Search the listing below for the string "ΑΘΗΝΑ" and copy every line where it occurs.

> **Stored records**
________________

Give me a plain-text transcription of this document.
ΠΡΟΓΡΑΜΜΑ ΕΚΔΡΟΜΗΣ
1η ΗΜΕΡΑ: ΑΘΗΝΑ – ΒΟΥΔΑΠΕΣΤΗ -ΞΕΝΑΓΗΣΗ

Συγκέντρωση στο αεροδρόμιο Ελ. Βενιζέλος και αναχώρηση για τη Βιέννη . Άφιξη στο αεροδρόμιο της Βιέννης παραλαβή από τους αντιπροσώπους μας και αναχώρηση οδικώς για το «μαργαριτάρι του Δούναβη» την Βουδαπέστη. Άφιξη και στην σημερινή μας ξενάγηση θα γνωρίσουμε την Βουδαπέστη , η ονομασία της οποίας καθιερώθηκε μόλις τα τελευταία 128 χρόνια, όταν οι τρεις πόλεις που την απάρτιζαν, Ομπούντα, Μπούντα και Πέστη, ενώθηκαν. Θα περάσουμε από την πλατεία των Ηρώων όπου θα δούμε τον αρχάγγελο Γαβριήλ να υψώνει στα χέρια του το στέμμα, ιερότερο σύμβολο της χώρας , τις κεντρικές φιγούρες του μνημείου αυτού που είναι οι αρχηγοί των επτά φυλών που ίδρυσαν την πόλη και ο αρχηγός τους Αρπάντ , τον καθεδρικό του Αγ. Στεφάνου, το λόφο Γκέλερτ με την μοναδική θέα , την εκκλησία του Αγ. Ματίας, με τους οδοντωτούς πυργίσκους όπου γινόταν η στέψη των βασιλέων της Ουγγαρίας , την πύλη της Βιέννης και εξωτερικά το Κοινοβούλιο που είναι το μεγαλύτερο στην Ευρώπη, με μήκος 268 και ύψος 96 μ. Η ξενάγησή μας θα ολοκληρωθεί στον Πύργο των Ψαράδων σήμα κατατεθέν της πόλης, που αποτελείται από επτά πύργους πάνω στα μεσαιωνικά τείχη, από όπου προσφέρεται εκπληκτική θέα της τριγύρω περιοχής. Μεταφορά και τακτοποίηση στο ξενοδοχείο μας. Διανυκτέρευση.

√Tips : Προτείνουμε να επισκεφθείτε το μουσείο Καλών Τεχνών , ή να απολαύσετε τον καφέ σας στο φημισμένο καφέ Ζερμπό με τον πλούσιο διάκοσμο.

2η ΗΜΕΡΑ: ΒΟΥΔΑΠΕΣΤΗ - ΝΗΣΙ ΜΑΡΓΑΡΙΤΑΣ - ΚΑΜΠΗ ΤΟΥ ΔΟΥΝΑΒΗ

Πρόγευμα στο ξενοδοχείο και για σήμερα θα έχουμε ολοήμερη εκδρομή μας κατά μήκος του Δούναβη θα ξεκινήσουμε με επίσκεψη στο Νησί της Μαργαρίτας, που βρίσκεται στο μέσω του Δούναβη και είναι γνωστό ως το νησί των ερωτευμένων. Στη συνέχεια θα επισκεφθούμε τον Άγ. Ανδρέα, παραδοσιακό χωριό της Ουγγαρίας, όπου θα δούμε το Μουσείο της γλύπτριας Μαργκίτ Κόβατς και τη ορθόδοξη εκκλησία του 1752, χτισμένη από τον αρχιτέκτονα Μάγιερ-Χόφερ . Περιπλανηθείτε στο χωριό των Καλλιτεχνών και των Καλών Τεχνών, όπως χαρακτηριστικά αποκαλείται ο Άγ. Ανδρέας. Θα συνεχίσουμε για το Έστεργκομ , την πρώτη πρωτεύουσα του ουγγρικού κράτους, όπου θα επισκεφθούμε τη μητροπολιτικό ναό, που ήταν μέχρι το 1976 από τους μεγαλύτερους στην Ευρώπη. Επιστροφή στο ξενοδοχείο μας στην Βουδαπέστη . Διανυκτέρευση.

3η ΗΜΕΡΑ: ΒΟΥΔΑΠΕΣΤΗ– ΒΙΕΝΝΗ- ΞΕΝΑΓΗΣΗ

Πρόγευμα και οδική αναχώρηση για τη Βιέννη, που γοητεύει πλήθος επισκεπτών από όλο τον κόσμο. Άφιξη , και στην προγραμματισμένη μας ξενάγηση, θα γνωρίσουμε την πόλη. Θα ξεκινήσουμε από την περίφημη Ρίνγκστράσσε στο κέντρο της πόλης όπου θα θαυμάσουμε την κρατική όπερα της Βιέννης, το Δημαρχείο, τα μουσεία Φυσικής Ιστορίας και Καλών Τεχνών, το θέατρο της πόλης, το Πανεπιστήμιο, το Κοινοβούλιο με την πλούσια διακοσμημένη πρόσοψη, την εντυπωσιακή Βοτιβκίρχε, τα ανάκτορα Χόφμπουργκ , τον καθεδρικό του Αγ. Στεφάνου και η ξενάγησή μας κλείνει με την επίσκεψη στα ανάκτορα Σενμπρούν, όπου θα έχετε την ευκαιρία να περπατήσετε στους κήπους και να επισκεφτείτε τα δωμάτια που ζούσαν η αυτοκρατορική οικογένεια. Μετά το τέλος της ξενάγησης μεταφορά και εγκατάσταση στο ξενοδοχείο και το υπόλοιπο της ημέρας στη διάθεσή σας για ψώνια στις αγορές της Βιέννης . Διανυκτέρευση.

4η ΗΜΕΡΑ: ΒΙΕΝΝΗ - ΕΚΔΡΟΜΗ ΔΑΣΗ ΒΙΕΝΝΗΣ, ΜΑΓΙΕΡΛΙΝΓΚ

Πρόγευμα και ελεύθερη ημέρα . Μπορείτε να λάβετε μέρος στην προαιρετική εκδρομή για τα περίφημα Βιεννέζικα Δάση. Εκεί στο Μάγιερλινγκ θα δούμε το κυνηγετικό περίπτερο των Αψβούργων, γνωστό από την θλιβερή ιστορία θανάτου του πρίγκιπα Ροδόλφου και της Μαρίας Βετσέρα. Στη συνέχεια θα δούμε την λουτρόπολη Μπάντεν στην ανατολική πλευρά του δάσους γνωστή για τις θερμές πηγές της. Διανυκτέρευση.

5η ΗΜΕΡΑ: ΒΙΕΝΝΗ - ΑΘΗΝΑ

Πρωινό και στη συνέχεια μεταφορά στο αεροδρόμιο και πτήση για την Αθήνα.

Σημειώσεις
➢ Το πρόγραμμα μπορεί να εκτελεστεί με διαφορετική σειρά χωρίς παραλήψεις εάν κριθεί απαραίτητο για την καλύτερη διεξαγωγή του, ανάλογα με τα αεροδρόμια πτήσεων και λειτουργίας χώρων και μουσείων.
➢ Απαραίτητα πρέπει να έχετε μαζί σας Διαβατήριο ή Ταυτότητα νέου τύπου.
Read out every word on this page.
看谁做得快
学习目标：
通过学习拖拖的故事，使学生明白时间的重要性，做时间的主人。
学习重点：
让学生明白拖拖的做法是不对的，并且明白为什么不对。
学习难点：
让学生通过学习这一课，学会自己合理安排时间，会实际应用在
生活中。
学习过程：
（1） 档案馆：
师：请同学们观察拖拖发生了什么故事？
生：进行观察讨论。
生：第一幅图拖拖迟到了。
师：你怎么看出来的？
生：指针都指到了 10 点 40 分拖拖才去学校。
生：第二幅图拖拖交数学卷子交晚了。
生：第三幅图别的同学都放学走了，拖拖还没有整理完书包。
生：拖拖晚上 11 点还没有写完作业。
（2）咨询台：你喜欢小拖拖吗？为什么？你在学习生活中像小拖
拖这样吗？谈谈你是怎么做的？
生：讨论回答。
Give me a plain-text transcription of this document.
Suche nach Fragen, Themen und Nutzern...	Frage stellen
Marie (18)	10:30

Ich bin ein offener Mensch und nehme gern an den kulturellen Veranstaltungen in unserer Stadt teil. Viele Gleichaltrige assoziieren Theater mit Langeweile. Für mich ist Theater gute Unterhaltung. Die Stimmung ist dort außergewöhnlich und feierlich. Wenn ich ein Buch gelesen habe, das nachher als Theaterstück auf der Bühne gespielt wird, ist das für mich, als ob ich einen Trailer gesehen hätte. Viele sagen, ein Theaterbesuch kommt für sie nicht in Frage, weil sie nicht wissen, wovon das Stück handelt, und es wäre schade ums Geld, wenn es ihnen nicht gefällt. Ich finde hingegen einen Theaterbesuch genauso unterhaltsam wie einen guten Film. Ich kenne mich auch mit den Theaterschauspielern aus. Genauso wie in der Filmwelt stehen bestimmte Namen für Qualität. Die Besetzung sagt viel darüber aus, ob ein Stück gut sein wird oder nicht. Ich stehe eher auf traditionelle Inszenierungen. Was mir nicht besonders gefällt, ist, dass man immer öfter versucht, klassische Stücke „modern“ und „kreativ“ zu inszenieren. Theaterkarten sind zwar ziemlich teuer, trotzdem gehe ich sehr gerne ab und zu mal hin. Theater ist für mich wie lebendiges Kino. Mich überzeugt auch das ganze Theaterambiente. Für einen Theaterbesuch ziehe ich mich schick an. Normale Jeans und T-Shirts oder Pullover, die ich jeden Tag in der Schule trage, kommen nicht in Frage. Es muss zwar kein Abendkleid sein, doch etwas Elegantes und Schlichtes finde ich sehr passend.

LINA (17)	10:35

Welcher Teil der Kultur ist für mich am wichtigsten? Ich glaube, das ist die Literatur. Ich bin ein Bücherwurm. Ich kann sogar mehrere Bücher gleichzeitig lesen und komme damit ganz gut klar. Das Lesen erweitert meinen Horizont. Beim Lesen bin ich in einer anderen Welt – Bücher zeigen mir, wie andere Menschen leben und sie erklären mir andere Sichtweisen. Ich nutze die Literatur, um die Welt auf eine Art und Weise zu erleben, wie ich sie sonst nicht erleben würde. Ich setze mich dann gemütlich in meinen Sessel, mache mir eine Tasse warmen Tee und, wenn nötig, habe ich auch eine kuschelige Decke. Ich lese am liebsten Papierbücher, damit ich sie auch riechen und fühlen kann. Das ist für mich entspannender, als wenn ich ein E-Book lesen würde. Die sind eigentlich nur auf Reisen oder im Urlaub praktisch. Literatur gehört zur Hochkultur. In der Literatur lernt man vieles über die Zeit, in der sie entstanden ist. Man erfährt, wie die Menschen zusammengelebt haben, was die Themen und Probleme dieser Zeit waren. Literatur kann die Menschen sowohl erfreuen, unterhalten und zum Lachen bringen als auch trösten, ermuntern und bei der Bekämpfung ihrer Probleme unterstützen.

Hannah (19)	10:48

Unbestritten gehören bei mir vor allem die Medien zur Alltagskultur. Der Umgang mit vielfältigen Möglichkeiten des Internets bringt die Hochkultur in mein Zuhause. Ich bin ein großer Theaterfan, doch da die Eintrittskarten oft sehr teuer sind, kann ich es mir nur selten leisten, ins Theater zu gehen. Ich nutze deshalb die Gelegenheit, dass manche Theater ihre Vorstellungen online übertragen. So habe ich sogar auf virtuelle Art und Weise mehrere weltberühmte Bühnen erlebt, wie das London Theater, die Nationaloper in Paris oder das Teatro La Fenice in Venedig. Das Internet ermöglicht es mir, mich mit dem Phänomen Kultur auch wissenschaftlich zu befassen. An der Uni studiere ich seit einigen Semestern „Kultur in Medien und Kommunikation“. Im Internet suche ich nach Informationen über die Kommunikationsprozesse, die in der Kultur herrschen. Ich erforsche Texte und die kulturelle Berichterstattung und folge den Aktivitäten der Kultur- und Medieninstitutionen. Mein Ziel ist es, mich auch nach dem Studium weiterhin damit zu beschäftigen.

________________

> **Exercise solution**
1η ΗΜΕΡΑ: ΑΘΗΝΑ – ΒΟΥΔΑΠΕΣΤΗ -ΞΕΝΑΓΗΣΗ
5η ΗΜΕΡΑ: ΒΙΕΝΝΗ - ΑΘΗΝΑ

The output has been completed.